**Task directions**
What follows is a set of records, each of which is to be written out exactly.

**Records shown**
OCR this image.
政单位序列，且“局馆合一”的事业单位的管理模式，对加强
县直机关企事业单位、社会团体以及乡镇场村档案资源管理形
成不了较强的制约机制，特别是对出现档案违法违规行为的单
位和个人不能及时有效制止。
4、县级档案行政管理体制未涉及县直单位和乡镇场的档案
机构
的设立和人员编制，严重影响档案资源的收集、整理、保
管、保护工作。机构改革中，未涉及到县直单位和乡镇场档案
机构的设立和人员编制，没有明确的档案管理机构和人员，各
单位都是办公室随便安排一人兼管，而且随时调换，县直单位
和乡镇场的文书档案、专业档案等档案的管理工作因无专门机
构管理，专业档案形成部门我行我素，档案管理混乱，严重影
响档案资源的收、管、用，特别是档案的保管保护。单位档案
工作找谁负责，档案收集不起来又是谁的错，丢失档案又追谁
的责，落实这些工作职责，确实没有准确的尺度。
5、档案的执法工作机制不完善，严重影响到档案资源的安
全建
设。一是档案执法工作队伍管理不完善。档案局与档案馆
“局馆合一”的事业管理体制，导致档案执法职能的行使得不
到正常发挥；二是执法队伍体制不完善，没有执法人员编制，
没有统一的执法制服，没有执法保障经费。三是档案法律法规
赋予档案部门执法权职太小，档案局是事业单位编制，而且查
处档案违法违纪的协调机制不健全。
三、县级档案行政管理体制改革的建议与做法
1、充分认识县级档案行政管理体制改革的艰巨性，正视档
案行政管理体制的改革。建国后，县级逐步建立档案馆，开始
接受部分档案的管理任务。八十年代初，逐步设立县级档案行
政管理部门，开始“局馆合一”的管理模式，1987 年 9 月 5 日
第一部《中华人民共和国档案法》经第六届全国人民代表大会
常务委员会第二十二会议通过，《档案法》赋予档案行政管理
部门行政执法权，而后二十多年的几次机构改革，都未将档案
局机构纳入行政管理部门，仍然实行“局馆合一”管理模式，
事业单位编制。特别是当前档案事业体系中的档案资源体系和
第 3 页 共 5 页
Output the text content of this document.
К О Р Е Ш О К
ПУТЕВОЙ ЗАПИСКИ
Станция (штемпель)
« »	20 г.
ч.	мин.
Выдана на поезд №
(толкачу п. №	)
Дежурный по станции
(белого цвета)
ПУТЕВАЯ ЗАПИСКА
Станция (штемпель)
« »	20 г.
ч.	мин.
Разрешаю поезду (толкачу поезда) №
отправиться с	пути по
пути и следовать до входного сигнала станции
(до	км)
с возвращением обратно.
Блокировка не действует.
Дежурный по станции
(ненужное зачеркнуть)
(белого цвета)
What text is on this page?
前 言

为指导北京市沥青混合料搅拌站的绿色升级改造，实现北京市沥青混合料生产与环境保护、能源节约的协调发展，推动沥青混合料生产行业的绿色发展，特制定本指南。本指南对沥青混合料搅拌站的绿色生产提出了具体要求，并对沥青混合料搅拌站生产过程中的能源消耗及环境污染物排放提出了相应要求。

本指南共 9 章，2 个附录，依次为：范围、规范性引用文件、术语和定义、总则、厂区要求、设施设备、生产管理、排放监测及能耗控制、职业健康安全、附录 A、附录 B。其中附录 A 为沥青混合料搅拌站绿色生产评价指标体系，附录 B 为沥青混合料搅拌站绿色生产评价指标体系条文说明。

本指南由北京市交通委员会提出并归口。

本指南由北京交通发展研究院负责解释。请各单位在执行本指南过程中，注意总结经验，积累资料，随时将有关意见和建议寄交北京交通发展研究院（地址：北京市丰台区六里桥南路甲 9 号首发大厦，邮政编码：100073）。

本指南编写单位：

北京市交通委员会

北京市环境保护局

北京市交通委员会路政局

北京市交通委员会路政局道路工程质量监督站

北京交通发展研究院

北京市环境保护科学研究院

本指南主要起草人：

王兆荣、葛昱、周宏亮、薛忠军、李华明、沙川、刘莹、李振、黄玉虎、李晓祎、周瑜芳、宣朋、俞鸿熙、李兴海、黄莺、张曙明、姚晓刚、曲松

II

**Task output**
OCR this image.
政单位序列，且“局馆合一”的事业单位的管理模式，对加强
县直机关企事业单位、社会团体以及乡镇场村档案资源管理形
成不了较强的制约机制，特别是对出现档案违法违规行为的单
位和个人不能及时有效制止。
4、县级档案行政管理体制未涉及县直单位和乡镇场的档案
机构
的设立和人员编制，严重影响档案资源的收集、整理、保
管、保护工作。机构改革中，未涉及到县直单位和乡镇场档案
机构的设立和人员编制，没有明确的档案管理机构和人员，各
单位都是办公室随便安排一人兼管，而且随时调换，县直单位
和乡镇场的文书档案、专业档案等档案的管理工作因无专门机
构管理，专业档案形成部门我行我素，档案管理混乱，严重影
响档案资源的收、管、用，特别是档案的保管保护。单位档案
工作找谁负责，档案收集不起来又是谁的错，丢失档案又追谁
的责，落实这些工作职责，确实没有准确的尺度。
5、档案的执法工作机制不完善，严重影响到档案资源的安
全建
设。一是档案执法工作队伍管理不完善。档案局与档案馆
“局馆合一”的事业管理体制，导致档案执法职能的行使得不
到正常发挥；二是执法队伍体制不完善，没有执法人员编制，
没有统一的执法制服，没有执法保障经费。三是档案法律法规
赋予档案部门执法权职太小，档案局是事业单位编制，而且查
处档案违法违纪的协调机制不健全。
三、县级档案行政管理体制改革的建议与做法
1、充分认识县级档案行政管理体制改革的艰巨性，正视档
案行政管理体制的改革。建国后，县级逐步建立档案馆，开始
接受部分档案的管理任务。八十年代初，逐步设立县级档案行
政管理部门，开始“局馆合一”的管理模式，1987 年 9 月 5 日
第一部《中华人民共和国档案法》经第六届全国人民代表大会
常务委员会第二十二会议通过，《档案法》赋予档案行政管理
部门行政执法权，而后二十多年的几次机构改革，都未将档案
局机构纳入行政管理部门，仍然实行“局馆合一”管理模式，
事业单位编制。特别是当前档案事业体系中的档案资源体系和
第 3 页 共 5 页
Output the text content of this document.
К О Р Е Ш О К
ПУТЕВОЙ ЗАПИСКИ
Станция (штемпель)
« »	20 г.
ч.	мин.
Выдана на поезд №
(толкачу п. №	)
Дежурный по станции
(белого цвета)
ПУТЕВАЯ ЗАПИСКА
Станция (штемпель)
« »	20 г.
ч.	мин.
Разрешаю поезду (толкачу поезда) №
отправиться с	пути по
пути и следовать до входного сигнала станции
(до	км)
с возвращением обратно.
Блокировка не действует.
Дежурный по станции
(ненужное зачеркнуть)
(белого цвета)
What text is on this page?
前 言

为指导北京市沥青混合料搅拌站的绿色升级改造，实现北京市沥青混合料生产与环境保护、能源节约的协调发展，推动沥青混合料生产行业的绿色发展，特制定本指南。本指南对沥青混合料搅拌站的绿色生产提出了具体要求，并对沥青混合料搅拌站生产过程中的能源消耗及环境污染物排放提出了相应要求。

本指南共 9 章，2 个附录，依次为：范围、规范性引用文件、术语和定义、总则、厂区要求、设施设备、生产管理、排放监测及能耗控制、职业健康安全、附录 A、附录 B。其中附录 A 为沥青混合料搅拌站绿色生产评价指标体系，附录 B 为沥青混合料搅拌站绿色生产评价指标体系条文说明。

本指南由北京市交通委员会提出并归口。

本指南由北京交通发展研究院负责解释。请各单位在执行本指南过程中，注意总结经验，积累资料，随时将有关意见和建议寄交北京交通发展研究院（地址：北京市丰台区六里桥南路甲 9 号首发大厦，邮政编码：100073）。

本指南编写单位：

北京市交通委员会

北京市环境保护局

北京市交通委员会路政局

北京市交通委员会路政局道路工程质量监督站

北京交通发展研究院

北京市环境保护科学研究院

本指南主要起草人：

王兆荣、葛昱、周宏亮、薛忠军、李华明、沙川、刘莹、李振、黄玉虎、李晓祎、周瑜芳、宣朋、俞鸿熙、李兴海、黄莺、张曙明、姚晓刚、曲松

II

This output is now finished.